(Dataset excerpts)
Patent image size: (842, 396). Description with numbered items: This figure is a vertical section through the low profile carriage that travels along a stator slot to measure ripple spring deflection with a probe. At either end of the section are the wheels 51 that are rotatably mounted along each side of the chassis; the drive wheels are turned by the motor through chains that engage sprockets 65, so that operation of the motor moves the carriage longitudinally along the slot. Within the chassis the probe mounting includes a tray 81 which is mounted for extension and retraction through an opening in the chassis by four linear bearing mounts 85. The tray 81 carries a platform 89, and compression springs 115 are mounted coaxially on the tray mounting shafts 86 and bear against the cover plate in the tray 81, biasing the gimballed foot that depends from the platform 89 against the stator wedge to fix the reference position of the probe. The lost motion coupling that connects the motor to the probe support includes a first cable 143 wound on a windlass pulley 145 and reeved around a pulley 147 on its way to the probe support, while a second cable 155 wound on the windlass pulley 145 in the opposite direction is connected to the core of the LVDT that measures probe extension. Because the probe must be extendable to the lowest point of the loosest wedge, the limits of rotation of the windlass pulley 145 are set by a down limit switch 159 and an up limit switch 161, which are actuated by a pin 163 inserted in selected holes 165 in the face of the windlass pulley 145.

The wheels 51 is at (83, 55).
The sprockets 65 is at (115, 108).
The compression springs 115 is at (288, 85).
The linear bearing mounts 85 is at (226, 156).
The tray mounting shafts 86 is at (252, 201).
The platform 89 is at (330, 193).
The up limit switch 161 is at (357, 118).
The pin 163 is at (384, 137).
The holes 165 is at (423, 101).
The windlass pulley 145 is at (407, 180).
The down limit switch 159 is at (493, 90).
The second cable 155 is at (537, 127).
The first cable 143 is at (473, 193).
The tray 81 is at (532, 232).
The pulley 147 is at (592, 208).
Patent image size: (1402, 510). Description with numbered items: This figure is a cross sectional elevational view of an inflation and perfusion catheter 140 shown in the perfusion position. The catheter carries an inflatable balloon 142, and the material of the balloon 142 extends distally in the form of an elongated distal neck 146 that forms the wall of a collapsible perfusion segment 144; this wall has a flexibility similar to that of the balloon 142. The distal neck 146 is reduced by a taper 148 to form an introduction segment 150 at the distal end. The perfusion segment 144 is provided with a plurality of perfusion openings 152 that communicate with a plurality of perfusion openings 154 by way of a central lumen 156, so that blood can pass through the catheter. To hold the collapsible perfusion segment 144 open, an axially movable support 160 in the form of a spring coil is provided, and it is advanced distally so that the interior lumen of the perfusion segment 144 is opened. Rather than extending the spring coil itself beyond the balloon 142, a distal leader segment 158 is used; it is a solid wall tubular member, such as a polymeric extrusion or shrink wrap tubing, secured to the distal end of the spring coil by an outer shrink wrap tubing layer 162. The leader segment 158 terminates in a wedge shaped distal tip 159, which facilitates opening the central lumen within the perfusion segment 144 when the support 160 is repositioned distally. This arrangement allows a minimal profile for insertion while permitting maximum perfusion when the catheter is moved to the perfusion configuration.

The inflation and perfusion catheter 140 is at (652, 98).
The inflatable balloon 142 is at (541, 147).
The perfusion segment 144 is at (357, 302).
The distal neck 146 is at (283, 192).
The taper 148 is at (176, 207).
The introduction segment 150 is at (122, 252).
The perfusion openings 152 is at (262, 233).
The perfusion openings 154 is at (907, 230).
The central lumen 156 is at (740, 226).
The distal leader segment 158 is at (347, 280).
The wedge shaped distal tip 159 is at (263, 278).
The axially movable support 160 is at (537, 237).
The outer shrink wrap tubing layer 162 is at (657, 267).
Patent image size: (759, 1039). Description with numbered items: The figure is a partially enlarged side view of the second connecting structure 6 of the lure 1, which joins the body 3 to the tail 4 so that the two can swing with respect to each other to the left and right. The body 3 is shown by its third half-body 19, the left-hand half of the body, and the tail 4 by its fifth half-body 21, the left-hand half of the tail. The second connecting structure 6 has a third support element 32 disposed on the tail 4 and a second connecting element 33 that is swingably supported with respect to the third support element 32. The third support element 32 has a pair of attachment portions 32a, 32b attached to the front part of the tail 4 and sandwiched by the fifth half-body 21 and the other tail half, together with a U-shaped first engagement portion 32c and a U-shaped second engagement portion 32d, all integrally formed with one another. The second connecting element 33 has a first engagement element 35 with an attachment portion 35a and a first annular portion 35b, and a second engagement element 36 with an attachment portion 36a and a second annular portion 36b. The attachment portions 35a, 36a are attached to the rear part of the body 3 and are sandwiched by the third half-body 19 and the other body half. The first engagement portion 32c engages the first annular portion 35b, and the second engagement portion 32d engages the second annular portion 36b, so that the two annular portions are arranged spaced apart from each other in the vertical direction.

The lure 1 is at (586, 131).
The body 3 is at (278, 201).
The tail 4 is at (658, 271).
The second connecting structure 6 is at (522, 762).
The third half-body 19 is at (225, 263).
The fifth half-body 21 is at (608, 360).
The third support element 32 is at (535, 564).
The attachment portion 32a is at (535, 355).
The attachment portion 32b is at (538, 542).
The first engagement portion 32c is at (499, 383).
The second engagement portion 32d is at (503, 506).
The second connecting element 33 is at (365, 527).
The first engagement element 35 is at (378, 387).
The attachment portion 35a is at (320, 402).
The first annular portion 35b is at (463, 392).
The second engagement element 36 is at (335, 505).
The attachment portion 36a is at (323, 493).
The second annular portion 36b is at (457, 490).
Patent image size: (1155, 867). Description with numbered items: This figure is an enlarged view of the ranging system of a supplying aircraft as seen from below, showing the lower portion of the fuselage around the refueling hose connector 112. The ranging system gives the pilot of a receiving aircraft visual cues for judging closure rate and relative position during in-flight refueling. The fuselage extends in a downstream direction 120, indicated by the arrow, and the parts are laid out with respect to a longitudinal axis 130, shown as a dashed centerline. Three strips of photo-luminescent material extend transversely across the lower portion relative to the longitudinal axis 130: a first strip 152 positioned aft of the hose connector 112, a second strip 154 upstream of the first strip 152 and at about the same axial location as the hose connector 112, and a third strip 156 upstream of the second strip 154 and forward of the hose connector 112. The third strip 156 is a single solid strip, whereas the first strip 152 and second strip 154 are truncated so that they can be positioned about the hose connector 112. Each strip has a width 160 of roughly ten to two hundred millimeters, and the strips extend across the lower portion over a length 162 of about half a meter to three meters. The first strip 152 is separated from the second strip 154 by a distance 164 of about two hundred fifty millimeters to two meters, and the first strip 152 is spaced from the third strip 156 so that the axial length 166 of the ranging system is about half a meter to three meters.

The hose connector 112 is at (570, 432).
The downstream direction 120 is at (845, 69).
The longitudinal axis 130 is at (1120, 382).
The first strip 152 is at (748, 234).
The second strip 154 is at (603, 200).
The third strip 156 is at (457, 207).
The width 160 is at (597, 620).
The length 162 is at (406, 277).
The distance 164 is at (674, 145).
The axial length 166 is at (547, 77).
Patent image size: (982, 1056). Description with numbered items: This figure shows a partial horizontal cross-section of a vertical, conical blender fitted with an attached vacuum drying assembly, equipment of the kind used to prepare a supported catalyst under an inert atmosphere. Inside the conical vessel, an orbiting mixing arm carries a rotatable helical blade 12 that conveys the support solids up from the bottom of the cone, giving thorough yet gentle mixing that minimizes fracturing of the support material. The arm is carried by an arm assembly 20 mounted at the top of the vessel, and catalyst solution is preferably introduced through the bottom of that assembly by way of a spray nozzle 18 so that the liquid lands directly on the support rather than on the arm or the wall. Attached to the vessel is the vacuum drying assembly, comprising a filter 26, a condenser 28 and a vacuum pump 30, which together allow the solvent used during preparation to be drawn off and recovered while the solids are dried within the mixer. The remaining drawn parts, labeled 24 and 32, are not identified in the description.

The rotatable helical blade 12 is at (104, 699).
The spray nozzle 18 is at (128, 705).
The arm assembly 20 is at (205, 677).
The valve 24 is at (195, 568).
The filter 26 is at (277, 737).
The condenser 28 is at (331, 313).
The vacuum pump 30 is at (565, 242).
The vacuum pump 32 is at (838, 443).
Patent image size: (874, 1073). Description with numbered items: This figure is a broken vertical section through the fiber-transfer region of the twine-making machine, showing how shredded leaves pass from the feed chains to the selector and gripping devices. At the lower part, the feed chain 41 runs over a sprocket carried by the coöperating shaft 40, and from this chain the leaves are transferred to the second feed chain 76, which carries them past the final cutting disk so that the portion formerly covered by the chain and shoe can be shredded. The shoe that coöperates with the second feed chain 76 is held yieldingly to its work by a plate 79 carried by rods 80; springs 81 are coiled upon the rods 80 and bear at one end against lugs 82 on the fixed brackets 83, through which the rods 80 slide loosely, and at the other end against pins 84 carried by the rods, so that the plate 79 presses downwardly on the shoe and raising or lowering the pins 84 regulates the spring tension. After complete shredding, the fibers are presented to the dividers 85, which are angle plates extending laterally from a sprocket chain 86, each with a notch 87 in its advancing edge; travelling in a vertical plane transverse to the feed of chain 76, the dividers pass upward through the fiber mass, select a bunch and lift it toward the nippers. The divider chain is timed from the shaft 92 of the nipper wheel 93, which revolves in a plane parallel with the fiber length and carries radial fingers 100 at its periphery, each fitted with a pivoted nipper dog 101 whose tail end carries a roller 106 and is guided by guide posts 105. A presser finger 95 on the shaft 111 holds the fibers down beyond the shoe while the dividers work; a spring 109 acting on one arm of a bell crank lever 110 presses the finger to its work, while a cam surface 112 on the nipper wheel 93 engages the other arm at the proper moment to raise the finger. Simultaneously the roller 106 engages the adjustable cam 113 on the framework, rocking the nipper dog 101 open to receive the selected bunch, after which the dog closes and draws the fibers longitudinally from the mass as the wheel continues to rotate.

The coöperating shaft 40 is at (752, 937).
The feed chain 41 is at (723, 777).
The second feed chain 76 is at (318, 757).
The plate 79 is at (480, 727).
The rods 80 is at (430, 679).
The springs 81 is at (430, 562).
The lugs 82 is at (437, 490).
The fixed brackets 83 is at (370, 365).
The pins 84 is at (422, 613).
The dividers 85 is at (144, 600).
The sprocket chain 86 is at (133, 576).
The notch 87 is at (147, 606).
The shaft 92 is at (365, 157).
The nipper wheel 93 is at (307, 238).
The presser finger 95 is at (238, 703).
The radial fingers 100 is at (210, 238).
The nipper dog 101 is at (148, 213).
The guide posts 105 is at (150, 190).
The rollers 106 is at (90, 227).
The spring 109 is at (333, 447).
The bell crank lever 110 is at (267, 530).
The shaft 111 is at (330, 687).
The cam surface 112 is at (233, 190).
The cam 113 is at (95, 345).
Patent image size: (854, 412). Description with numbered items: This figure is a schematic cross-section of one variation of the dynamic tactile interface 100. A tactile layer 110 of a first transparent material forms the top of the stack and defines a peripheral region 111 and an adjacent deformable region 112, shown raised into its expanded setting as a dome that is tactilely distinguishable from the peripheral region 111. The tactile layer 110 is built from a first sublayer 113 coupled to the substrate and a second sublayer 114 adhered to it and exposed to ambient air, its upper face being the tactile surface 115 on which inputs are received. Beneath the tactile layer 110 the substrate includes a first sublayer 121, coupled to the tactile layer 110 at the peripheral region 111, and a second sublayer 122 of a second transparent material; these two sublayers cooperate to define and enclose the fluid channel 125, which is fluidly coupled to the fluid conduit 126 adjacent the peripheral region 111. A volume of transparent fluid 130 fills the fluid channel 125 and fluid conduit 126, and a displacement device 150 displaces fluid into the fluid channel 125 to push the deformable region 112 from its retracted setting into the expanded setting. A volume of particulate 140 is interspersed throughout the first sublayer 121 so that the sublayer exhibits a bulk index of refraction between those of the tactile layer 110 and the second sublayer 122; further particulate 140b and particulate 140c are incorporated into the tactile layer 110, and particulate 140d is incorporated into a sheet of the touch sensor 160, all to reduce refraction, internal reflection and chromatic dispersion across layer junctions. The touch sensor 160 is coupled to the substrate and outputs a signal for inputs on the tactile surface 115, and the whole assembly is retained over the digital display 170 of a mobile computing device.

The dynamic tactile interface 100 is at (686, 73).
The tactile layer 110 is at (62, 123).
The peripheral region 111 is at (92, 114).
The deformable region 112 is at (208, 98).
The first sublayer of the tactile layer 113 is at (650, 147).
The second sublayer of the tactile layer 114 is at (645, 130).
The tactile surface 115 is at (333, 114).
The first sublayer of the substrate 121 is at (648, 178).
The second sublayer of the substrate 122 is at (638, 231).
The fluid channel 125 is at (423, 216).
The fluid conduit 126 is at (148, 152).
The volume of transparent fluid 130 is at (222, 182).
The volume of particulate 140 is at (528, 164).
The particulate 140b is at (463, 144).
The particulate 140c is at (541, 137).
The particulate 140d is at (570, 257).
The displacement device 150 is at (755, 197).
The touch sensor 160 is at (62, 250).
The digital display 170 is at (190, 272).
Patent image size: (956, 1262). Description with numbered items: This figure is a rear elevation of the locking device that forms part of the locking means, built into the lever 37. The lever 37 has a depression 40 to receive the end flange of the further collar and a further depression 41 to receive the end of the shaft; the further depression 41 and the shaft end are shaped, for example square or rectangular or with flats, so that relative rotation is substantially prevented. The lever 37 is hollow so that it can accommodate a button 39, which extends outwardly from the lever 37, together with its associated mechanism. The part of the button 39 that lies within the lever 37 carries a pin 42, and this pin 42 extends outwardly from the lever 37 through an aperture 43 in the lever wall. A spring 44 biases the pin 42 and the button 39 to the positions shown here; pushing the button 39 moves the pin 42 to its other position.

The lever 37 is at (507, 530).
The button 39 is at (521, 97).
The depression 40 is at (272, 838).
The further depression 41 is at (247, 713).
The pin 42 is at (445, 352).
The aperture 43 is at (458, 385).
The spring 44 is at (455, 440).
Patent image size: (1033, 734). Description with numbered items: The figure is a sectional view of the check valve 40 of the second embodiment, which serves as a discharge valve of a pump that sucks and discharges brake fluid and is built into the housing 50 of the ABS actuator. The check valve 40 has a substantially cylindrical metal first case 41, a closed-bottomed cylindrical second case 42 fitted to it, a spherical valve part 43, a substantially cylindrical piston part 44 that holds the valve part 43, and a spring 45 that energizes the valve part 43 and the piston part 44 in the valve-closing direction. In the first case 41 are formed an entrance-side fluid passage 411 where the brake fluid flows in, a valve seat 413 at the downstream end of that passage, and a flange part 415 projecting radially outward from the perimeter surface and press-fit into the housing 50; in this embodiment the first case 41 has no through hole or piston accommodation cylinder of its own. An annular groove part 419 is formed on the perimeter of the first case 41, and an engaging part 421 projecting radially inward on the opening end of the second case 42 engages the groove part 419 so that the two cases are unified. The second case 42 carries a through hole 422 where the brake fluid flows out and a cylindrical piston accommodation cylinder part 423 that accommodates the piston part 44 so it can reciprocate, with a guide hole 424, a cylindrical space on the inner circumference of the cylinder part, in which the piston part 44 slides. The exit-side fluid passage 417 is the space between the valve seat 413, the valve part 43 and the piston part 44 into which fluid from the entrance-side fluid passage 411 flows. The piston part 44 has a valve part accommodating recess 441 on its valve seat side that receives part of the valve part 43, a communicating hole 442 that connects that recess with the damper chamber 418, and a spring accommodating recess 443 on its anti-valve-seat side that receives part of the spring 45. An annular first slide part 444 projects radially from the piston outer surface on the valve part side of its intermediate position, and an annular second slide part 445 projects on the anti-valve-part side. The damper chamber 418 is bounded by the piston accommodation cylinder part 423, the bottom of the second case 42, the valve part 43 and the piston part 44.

**Given instruction**: Copy out the lines word for word, starting with the line that contains "Patent image size: (956, 1262)." and ending with the line that contains "The lever 37 is at (507, 530).".

**Task answer**:
Patent image size: (956, 1262). Description with numbered items: This figure is a rear elevation of the locking device that forms part of the locking means, built into the lever 37. The lever 37 has a depression 40 to receive the end flange of the further collar and a further depression 41 to receive the end of the shaft; the further depression 41 and the shaft end are shaped, for example square or rectangular or with flats, so that relative rotation is substantially prevented. The lever 37 is hollow so that it can accommodate a button 39, which extends outwardly from the lever 37, together with its associated mechanism. The part of the button 39 that lies within the lever 37 carries a pin 42, and this pin 42 extends outwardly from the lever 37 through an aperture 43 in the lever wall. A spring 44 biases the pin 42 and the button 39 to the positions shown here; pushing the button 39 moves the pin 42 to its other position.

The lever 37 is at (507, 530).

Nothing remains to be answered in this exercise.